# Exercise prompt
Transcribe the listing word for word.

# Stored data

'''

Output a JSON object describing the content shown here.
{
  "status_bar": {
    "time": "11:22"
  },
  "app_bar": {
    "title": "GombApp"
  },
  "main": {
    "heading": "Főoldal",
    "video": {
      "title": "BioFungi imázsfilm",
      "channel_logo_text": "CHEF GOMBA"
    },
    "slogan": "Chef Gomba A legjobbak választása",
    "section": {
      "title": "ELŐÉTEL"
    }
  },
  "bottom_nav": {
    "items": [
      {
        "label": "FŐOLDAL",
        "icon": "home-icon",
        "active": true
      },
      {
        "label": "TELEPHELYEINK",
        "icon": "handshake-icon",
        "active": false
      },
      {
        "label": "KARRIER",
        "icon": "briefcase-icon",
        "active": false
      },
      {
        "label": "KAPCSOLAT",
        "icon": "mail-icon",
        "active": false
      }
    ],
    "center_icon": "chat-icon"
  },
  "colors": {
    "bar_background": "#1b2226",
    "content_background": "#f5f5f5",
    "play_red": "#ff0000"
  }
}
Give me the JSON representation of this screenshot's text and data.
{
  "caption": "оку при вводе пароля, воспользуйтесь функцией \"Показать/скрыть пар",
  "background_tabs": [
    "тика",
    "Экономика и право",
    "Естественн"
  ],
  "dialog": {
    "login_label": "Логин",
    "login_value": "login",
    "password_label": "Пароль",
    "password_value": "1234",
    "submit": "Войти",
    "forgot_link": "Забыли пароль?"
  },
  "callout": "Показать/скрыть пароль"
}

'''

# Answer to this task
Output a JSON object describing the content shown here.
{
  "status_bar": {
    "time": "11:22"
  },
  "app_bar": {
    "title": "GombApp"
  },
  "main": {
    "heading": "Főoldal",
    "video": {
      "title": "BioFungi imázsfilm",
      "channel_logo_text": "CHEF GOMBA"
    },
    "slogan": "Chef Gomba A legjobbak választása",
    "section": {
      "title": "ELŐÉTEL"
    }
  },
  "bottom_nav": {
    "items": [
      {
        "label": "FŐOLDAL",
        "icon": "home-icon",
        "active": true
      },
      {
        "label": "TELEPHELYEINK",
        "icon": "handshake-icon",
        "active": false
      },
      {
        "label": "KARRIER",
        "icon": "briefcase-icon",
        "active": false
      },
      {
        "label": "KAPCSOLAT",
        "icon": "mail-icon",
        "active": false
      }
    ],
    "center_icon": "chat-icon"
  },
  "colors": {
    "bar_background": "#1b2226",
    "content_background": "#f5f5f5",
    "play_red": "#ff0000"
  }
}
Give me the JSON representation of this screenshot's text and data.
{
  "caption": "оку при вводе пароля, воспользуйтесь функцией \"Показать/скрыть пар",
  "background_tabs": [
    "тика",
    "Экономика и право",
    "Естественн"
  ],
  "dialog": {
    "login_label": "Логин",
    "login_value": "login",
    "password_label": "Пароль",
    "password_value": "1234",
    "submit": "Войти",
    "forgot_link": "Забыли пароль?"
  },
  "callout": "Показать/скрыть пароль"
}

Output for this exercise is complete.